STATED TASK
Reproduce the listing word for word, leaving every picture behind.

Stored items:

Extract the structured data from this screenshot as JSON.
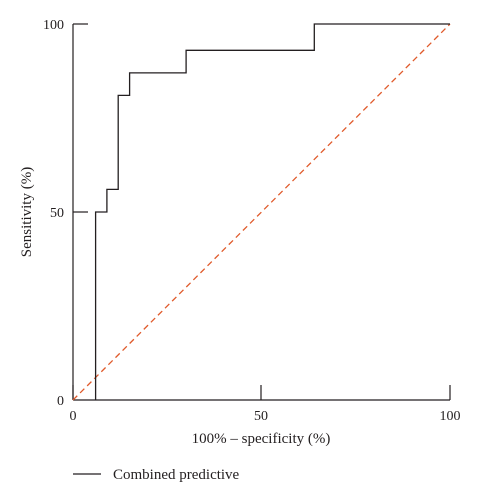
{
  "chart_data": {
    "type": "line",
    "xlabel": "100% – specificity (%)",
    "ylabel": "Sensitivity (%)",
    "xlim": [
      0,
      100
    ],
    "ylim": [
      0,
      100
    ],
    "x_ticks": [
      "0",
      "50",
      "100"
    ],
    "y_ticks": [
      "0",
      "50",
      "100"
    ],
    "legend_position": "bottom-left",
    "series": [
      {
        "name": "Combined predictive",
        "style": "solid",
        "color": "#231f20",
        "x": [
          6,
          6,
          9,
          9,
          12,
          12,
          15,
          15,
          30,
          30,
          64,
          64,
          100
        ],
        "y": [
          0,
          50,
          50,
          56,
          56,
          81,
          81,
          87,
          87,
          93,
          93,
          100,
          100
        ]
      },
      {
        "style": "dashed",
        "color": "#e05a2b",
        "x": [
          0,
          100
        ],
        "y": [
          0,
          100
        ]
      }
    ]
  }
}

EXERCISE ANSWER
Extract the structured data from this screenshot as JSON.
{
  "chart_data": {
    "type": "line",
    "xlabel": "100% – specificity (%)",
    "ylabel": "Sensitivity (%)",
    "xlim": [
      0,
      100
    ],
    "ylim": [
      0,
      100
    ],
    "x_ticks": [
      "0",
      "50",
      "100"
    ],
    "y_ticks": [
      "0",
      "50",
      "100"
    ],
    "legend_position": "bottom-left",
    "series": [
      {
        "name": "Combined predictive",
        "style": "solid",
        "color": "#231f20",
        "x": [
          6,
          6,
          9,
          9,
          12,
          12,
          15,
          15,
          30,
          30,
          64,
          64,
          100
        ],
        "y": [
          0,
          50,
          50,
          56,
          56,
          81,
          81,
          87,
          87,
          93,
          93,
          100,
          100
        ]
      },
      {
        "style": "dashed",
        "color": "#e05a2b",
        "x": [
          0,
          100
        ],
        "y": [
          0,
          100
        ]
      }
    ]
  }
}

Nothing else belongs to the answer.